Listing >>
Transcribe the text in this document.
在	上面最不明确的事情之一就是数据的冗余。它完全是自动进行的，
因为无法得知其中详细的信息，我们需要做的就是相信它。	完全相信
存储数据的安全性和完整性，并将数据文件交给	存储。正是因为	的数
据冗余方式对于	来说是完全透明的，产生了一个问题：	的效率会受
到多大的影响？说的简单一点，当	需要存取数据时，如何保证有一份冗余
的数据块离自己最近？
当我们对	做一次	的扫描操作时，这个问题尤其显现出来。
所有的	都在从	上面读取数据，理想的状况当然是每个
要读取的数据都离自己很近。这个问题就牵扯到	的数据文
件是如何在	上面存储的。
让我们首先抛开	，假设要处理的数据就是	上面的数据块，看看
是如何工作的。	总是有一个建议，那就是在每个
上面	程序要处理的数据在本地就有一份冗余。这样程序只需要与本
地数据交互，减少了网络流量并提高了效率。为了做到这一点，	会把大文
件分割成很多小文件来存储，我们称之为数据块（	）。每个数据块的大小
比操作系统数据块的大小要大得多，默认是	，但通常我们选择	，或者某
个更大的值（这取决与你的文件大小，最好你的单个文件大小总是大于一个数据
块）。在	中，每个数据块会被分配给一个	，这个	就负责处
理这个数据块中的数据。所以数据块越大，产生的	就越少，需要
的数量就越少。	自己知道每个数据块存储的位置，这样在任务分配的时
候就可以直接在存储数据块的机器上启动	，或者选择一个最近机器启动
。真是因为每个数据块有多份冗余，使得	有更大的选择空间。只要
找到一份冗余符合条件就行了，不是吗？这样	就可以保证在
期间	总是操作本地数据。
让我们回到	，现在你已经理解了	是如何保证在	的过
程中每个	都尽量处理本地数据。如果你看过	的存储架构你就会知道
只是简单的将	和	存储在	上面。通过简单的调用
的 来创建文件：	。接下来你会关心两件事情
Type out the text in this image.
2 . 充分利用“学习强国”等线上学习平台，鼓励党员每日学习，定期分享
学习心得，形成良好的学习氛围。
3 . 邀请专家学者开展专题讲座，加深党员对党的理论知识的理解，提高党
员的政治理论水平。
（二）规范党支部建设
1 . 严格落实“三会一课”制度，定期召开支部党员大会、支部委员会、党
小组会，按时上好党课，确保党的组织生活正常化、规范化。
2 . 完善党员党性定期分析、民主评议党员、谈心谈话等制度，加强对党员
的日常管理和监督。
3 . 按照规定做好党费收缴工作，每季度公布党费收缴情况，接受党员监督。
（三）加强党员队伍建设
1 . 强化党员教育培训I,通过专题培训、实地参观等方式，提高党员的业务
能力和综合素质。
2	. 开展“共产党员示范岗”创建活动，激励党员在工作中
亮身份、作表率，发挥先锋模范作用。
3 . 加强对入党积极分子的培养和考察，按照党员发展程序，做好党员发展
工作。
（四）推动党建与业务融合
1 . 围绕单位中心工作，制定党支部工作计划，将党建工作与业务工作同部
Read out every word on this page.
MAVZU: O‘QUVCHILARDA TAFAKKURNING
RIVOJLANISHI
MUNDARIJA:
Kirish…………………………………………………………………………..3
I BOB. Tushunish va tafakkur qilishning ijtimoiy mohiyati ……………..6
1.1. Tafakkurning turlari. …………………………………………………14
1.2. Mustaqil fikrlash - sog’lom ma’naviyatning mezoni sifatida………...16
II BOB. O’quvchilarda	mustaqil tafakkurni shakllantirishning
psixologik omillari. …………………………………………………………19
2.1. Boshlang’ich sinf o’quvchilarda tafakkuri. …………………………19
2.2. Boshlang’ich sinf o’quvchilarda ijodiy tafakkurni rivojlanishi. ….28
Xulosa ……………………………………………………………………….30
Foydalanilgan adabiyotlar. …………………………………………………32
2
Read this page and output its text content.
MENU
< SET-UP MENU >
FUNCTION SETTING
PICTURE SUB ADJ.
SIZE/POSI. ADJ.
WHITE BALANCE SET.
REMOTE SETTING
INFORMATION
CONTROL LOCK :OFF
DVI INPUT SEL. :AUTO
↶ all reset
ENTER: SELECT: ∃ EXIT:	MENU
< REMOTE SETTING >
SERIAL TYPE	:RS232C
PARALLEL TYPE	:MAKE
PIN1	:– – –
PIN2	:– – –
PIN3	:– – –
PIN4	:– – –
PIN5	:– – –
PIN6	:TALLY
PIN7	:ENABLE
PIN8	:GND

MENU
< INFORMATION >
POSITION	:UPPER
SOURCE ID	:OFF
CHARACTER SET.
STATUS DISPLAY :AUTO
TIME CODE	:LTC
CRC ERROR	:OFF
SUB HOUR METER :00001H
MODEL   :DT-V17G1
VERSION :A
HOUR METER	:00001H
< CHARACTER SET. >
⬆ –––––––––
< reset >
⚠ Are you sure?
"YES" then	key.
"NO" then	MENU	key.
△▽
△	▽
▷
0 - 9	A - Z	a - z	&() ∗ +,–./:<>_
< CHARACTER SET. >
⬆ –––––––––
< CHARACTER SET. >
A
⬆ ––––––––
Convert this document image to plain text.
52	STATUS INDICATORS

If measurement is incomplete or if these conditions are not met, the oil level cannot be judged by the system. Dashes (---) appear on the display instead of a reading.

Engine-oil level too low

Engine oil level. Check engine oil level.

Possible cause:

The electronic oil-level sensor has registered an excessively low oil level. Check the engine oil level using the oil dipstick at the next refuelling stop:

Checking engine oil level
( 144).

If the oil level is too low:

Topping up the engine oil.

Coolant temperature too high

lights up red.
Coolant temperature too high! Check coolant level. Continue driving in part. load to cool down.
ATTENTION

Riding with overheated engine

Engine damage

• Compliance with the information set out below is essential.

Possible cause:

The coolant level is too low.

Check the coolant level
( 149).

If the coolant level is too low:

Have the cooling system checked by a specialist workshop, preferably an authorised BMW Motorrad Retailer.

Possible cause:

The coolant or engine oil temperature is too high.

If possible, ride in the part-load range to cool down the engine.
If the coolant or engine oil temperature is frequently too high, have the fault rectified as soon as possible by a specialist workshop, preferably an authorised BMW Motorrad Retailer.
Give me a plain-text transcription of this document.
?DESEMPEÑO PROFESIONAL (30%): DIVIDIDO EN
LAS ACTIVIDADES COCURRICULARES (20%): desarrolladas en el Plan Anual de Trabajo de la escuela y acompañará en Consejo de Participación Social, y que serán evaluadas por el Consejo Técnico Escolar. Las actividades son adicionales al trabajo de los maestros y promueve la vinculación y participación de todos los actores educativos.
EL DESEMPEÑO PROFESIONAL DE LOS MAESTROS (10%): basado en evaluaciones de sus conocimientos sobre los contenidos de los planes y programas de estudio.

Exercise goal >>
Pick out each line that holds the string "AUTO".

Task output >>
DVI INPUT SEL. :AUTO
STATUS DISPLAY :AUTO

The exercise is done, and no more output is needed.